_GIVEN INSTRUCTION_:
Could you write out these lines again with every "station-dot" switched to "station-marker" and nothing else changed?

Stored entries:
-- Start --

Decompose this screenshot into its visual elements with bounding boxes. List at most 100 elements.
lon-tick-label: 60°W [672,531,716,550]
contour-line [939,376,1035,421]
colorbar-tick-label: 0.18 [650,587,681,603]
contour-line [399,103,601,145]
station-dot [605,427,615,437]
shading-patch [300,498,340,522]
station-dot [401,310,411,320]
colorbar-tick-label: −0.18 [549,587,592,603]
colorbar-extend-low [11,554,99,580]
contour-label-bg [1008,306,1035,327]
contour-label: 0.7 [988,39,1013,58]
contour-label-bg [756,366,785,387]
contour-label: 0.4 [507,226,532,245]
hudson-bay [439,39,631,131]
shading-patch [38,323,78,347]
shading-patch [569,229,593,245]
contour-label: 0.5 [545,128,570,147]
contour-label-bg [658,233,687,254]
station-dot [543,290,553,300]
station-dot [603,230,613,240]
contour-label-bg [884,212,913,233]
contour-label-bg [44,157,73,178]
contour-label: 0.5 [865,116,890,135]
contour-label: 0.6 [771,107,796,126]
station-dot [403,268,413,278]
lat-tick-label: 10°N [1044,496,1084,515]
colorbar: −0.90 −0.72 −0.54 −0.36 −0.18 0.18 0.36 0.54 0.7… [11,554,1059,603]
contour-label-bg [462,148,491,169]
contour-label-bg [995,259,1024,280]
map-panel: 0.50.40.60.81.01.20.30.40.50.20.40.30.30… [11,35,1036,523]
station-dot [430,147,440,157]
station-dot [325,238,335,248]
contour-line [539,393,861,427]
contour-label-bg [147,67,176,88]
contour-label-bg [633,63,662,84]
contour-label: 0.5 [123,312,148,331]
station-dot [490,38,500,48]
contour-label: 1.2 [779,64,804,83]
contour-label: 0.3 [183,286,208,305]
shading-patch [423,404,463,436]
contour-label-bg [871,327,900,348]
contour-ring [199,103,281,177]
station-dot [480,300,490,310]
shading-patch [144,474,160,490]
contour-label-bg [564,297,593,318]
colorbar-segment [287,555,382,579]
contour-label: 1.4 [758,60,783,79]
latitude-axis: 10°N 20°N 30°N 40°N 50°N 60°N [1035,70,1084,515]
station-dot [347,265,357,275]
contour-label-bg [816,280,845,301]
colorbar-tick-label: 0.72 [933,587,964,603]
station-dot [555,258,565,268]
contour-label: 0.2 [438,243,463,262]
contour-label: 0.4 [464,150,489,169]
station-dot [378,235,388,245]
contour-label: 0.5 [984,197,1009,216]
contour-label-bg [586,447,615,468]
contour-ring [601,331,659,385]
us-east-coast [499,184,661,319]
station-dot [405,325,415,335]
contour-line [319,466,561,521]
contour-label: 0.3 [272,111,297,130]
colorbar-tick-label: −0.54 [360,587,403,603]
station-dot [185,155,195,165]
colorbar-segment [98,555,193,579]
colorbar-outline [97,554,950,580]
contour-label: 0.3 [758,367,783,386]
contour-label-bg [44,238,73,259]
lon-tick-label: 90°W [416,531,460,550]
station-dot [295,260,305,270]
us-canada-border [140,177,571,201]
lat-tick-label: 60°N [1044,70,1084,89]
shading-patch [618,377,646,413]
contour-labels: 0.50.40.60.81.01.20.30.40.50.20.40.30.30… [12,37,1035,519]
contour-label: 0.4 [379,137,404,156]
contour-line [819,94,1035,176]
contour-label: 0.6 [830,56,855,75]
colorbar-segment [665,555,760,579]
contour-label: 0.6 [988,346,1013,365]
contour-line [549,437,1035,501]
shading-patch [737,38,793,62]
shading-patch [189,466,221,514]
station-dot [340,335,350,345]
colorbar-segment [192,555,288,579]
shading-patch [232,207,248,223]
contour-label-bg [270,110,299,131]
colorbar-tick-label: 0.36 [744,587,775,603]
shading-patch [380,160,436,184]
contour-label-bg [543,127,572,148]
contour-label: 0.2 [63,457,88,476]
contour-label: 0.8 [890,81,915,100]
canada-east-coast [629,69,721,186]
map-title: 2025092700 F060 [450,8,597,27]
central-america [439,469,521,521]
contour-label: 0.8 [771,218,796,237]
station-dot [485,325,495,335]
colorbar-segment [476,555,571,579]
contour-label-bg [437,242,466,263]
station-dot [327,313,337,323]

-- End --

_WRITTEN REPLY_:
Decompose this screenshot into its visual elements with bounding boxes. List at most 100 elements.
lon-tick-label: 60°W [672,531,716,550]
contour-line [939,376,1035,421]
colorbar-tick-label: 0.18 [650,587,681,603]
contour-line [399,103,601,145]
station-marker [605,427,615,437]
shading-patch [300,498,340,522]
station-marker [401,310,411,320]
colorbar-tick-label: −0.18 [549,587,592,603]
colorbar-extend-low [11,554,99,580]
contour-label-bg [1008,306,1035,327]
contour-label: 0.7 [988,39,1013,58]
contour-label-bg [756,366,785,387]
contour-label: 0.4 [507,226,532,245]
hudson-bay [439,39,631,131]
shading-patch [38,323,78,347]
shading-patch [569,229,593,245]
contour-label: 0.5 [545,128,570,147]
contour-label-bg [658,233,687,254]
station-marker [543,290,553,300]
station-marker [603,230,613,240]
contour-label-bg [884,212,913,233]
contour-label-bg [44,157,73,178]
contour-label: 0.5 [865,116,890,135]
contour-label: 0.6 [771,107,796,126]
station-marker [403,268,413,278]
lat-tick-label: 10°N [1044,496,1084,515]
colorbar: −0.90 −0.72 −0.54 −0.36 −0.18 0.18 0.36 0.54 0.7… [11,554,1059,603]
contour-label-bg [462,148,491,169]
contour-label-bg [995,259,1024,280]
map-panel: 0.50.40.60.81.01.20.30.40.50.20.40.30.30… [11,35,1036,523]
station-marker [430,147,440,157]
station-marker [325,238,335,248]
contour-line [539,393,861,427]
contour-label-bg [147,67,176,88]
contour-label-bg [633,63,662,84]
contour-label: 0.5 [123,312,148,331]
station-marker [490,38,500,48]
contour-label: 1.2 [779,64,804,83]
contour-label: 0.3 [183,286,208,305]
shading-patch [423,404,463,436]
contour-label-bg [871,327,900,348]
contour-ring [199,103,281,177]
station-marker [480,300,490,310]
shading-patch [144,474,160,490]
contour-label-bg [564,297,593,318]
colorbar-segment [287,555,382,579]
contour-label: 1.4 [758,60,783,79]
latitude-axis: 10°N 20°N 30°N 40°N 50°N 60°N [1035,70,1084,515]
station-marker [347,265,357,275]
contour-label-bg [816,280,845,301]
colorbar-tick-label: 0.72 [933,587,964,603]
station-marker [555,258,565,268]
contour-label: 0.2 [438,243,463,262]
contour-label: 0.4 [464,150,489,169]
station-marker [378,235,388,245]
contour-label: 0.5 [984,197,1009,216]
contour-label-bg [586,447,615,468]
contour-ring [601,331,659,385]
us-east-coast [499,184,661,319]
station-marker [405,325,415,335]
contour-line [319,466,561,521]
contour-label: 0.3 [272,111,297,130]
colorbar-tick-label: −0.54 [360,587,403,603]
station-marker [185,155,195,165]
colorbar-segment [98,555,193,579]
colorbar-outline [97,554,950,580]
contour-label: 0.3 [758,367,783,386]
contour-label-bg [44,238,73,259]
lon-tick-label: 90°W [416,531,460,550]
station-marker [295,260,305,270]
us-canada-border [140,177,571,201]
lat-tick-label: 60°N [1044,70,1084,89]
shading-patch [618,377,646,413]
contour-labels: 0.50.40.60.81.01.20.30.40.50.20.40.30.30… [12,37,1035,519]
contour-label: 0.4 [379,137,404,156]
contour-line [819,94,1035,176]
contour-label: 0.6 [830,56,855,75]
colorbar-segment [665,555,760,579]
contour-label: 0.6 [988,346,1013,365]
contour-line [549,437,1035,501]
shading-patch [737,38,793,62]
shading-patch [189,466,221,514]
station-marker [340,335,350,345]
colorbar-segment [192,555,288,579]
shading-patch [232,207,248,223]
contour-label-bg [270,110,299,131]
colorbar-tick-label: 0.36 [744,587,775,603]
shading-patch [380,160,436,184]
contour-label-bg [543,127,572,148]
contour-label: 0.2 [63,457,88,476]
contour-label: 0.8 [890,81,915,100]
canada-east-coast [629,69,721,186]
map-title: 2025092700 F060 [450,8,597,27]
central-america [439,469,521,521]
contour-label: 0.8 [771,218,796,237]
station-marker [485,325,495,335]
colorbar-segment [476,555,571,579]
contour-label-bg [437,242,466,263]
station-marker [327,313,337,323]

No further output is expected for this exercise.